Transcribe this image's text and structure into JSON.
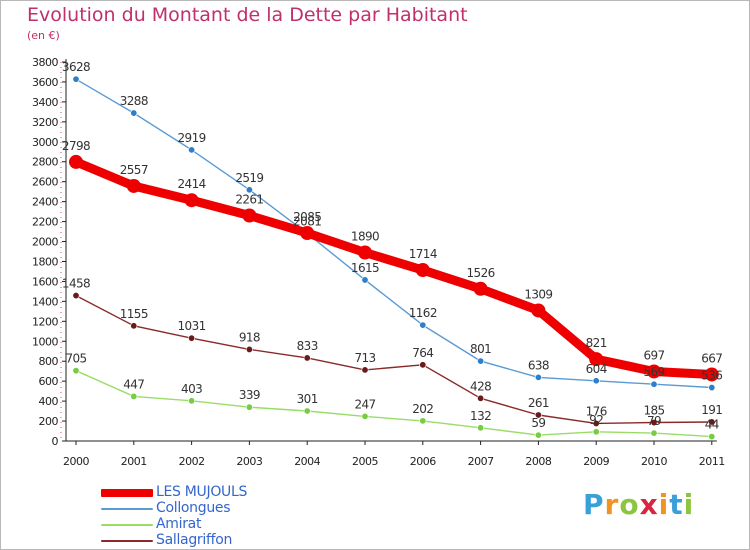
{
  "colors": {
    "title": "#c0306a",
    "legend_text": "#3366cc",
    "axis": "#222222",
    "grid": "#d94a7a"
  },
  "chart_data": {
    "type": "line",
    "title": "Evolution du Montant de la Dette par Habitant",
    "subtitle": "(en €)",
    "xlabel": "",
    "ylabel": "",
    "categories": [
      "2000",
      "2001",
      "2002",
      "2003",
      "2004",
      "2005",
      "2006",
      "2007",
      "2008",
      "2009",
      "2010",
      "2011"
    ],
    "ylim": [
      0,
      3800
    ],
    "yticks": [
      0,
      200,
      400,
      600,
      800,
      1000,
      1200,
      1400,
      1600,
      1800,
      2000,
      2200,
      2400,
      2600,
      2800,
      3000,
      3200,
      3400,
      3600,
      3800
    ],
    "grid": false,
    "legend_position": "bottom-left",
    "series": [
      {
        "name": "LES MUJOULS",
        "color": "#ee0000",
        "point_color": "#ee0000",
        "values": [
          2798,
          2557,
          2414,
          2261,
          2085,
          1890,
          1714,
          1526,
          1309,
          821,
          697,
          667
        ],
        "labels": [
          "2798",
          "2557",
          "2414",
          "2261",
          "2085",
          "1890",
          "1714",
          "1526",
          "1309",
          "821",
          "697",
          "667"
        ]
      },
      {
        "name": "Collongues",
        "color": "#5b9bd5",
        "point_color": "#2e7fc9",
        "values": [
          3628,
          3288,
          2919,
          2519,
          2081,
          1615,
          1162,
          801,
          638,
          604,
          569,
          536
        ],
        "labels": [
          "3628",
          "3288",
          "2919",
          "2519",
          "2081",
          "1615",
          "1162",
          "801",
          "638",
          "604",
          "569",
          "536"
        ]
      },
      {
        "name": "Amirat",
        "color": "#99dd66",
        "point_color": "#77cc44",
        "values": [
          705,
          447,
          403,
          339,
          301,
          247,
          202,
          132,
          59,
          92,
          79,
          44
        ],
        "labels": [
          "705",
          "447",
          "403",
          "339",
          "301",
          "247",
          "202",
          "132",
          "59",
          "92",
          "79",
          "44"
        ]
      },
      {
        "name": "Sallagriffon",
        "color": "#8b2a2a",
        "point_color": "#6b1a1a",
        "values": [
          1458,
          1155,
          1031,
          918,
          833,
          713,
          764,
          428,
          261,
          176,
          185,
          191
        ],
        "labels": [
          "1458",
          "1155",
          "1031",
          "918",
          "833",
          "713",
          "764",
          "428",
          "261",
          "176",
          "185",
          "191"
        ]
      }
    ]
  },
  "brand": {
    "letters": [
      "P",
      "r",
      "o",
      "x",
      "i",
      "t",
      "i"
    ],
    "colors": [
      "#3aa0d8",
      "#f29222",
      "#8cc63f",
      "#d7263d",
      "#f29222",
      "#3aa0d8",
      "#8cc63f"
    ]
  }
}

◆ YOUR TASK:
Pictures in the records above should not be copied. Repeat everything else exactly.

◆ EXERCISE RESPONSE:
Transcribe this image's text and structure into JSON.
{
  "colors": {
    "title": "#c0306a",
    "legend_text": "#3366cc",
    "axis": "#222222",
    "grid": "#d94a7a"
  },
  "chart_data": {
    "type": "line",
    "title": "Evolution du Montant de la Dette par Habitant",
    "subtitle": "(en €)",
    "xlabel": "",
    "ylabel": "",
    "categories": [
      "2000",
      "2001",
      "2002",
      "2003",
      "2004",
      "2005",
      "2006",
      "2007",
      "2008",
      "2009",
      "2010",
      "2011"
    ],
    "ylim": [
      0,
      3800
    ],
    "yticks": [
      0,
      200,
      400,
      600,
      800,
      1000,
      1200,
      1400,
      1600,
      1800,
      2000,
      2200,
      2400,
      2600,
      2800,
      3000,
      3200,
      3400,
      3600,
      3800
    ],
    "grid": false,
    "legend_position": "bottom-left",
    "series": [
      {
        "name": "LES MUJOULS",
        "color": "#ee0000",
        "point_color": "#ee0000",
        "values": [
          2798,
          2557,
          2414,
          2261,
          2085,
          1890,
          1714,
          1526,
          1309,
          821,
          697,
          667
        ],
        "labels": [
          "2798",
          "2557",
          "2414",
          "2261",
          "2085",
          "1890",
          "1714",
          "1526",
          "1309",
          "821",
          "697",
          "667"
        ]
      },
      {
        "name": "Collongues",
        "color": "#5b9bd5",
        "point_color": "#2e7fc9",
        "values": [
          3628,
          3288,
          2919,
          2519,
          2081,
          1615,
          1162,
          801,
          638,
          604,
          569,
          536
        ],
        "labels": [
          "3628",
          "3288",
          "2919",
          "2519",
          "2081",
          "1615",
          "1162",
          "801",
          "638",
          "604",
          "569",
          "536"
        ]
      },
      {
        "name": "Amirat",
        "color": "#99dd66",
        "point_color": "#77cc44",
        "values": [
          705,
          447,
          403,
          339,
          301,
          247,
          202,
          132,
          59,
          92,
          79,
          44
        ],
        "labels": [
          "705",
          "447",
          "403",
          "339",
          "301",
          "247",
          "202",
          "132",
          "59",
          "92",
          "79",
          "44"
        ]
      },
      {
        "name": "Sallagriffon",
        "color": "#8b2a2a",
        "point_color": "#6b1a1a",
        "values": [
          1458,
          1155,
          1031,
          918,
          833,
          713,
          764,
          428,
          261,
          176,
          185,
          191
        ],
        "labels": [
          "1458",
          "1155",
          "1031",
          "918",
          "833",
          "713",
          "764",
          "428",
          "261",
          "176",
          "185",
          "191"
        ]
      }
    ]
  },
  "brand": {
    "letters": [
      "P",
      "r",
      "o",
      "x",
      "i",
      "t",
      "i"
    ],
    "colors": [
      "#3aa0d8",
      "#f29222",
      "#8cc63f",
      "#d7263d",
      "#f29222",
      "#3aa0d8",
      "#8cc63f"
    ]
  }
}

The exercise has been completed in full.